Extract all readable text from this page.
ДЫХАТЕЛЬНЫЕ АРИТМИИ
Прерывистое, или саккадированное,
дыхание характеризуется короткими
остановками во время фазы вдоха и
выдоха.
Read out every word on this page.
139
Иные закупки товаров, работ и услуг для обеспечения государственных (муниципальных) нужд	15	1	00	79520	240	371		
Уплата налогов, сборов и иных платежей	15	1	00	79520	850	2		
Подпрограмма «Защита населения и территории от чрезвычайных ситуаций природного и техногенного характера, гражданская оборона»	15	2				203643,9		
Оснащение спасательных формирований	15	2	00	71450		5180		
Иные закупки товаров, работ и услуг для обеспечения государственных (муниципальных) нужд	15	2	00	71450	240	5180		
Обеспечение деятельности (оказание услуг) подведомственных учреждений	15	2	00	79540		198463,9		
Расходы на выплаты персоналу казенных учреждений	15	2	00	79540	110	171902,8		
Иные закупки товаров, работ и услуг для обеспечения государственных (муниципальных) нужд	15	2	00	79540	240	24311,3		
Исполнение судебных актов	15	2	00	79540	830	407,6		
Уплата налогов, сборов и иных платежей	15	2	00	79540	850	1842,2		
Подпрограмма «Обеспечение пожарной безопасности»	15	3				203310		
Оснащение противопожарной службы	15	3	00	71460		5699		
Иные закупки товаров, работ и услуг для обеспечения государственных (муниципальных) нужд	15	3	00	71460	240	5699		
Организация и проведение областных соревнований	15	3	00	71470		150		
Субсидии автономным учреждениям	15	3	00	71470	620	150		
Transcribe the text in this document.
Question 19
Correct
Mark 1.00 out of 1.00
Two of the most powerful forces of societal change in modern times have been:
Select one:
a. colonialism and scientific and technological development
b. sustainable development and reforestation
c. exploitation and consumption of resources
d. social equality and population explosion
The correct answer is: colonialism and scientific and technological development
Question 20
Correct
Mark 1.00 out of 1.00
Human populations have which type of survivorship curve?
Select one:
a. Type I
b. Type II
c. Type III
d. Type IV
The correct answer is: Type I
- - - -
§ **Problem details**: Write out all of the records once more, exactly.

§ **Exercise solution**:
Extract all readable text from this page.
ДЫХАТЕЛЬНЫЕ АРИТМИИ
Прерывистое, или саккадированное,
дыхание характеризуется короткими
остановками во время фазы вдоха и
выдоха.
Read out every word on this page.
139
Иные закупки товаров, работ и услуг для обеспечения государственных (муниципальных) нужд	15	1	00	79520	240	371		
Уплата налогов, сборов и иных платежей	15	1	00	79520	850	2		
Подпрограмма «Защита населения и территории от чрезвычайных ситуаций природного и техногенного характера, гражданская оборона»	15	2				203643,9		
Оснащение спасательных формирований	15	2	00	71450		5180		
Иные закупки товаров, работ и услуг для обеспечения государственных (муниципальных) нужд	15	2	00	71450	240	5180		
Обеспечение деятельности (оказание услуг) подведомственных учреждений	15	2	00	79540		198463,9		
Расходы на выплаты персоналу казенных учреждений	15	2	00	79540	110	171902,8		
Иные закупки товаров, работ и услуг для обеспечения государственных (муниципальных) нужд	15	2	00	79540	240	24311,3		
Исполнение судебных актов	15	2	00	79540	830	407,6		
Уплата налогов, сборов и иных платежей	15	2	00	79540	850	1842,2		
Подпрограмма «Обеспечение пожарной безопасности»	15	3				203310		
Оснащение противопожарной службы	15	3	00	71460		5699		
Иные закупки товаров, работ и услуг для обеспечения государственных (муниципальных) нужд	15	3	00	71460	240	5699		
Организация и проведение областных соревнований	15	3	00	71470		150		
Субсидии автономным учреждениям	15	3	00	71470	620	150		
Transcribe the text in this document.
Question 19
Correct
Mark 1.00 out of 1.00
Two of the most powerful forces of societal change in modern times have been:
Select one:
a. colonialism and scientific and technological development
b. sustainable development and reforestation
c. exploitation and consumption of resources
d. social equality and population explosion
The correct answer is: colonialism and scientific and technological development
Question 20
Correct
Mark 1.00 out of 1.00
Human populations have which type of survivorship curve?
Select one:
a. Type I
b. Type II
c. Type III
d. Type IV
The correct answer is: Type I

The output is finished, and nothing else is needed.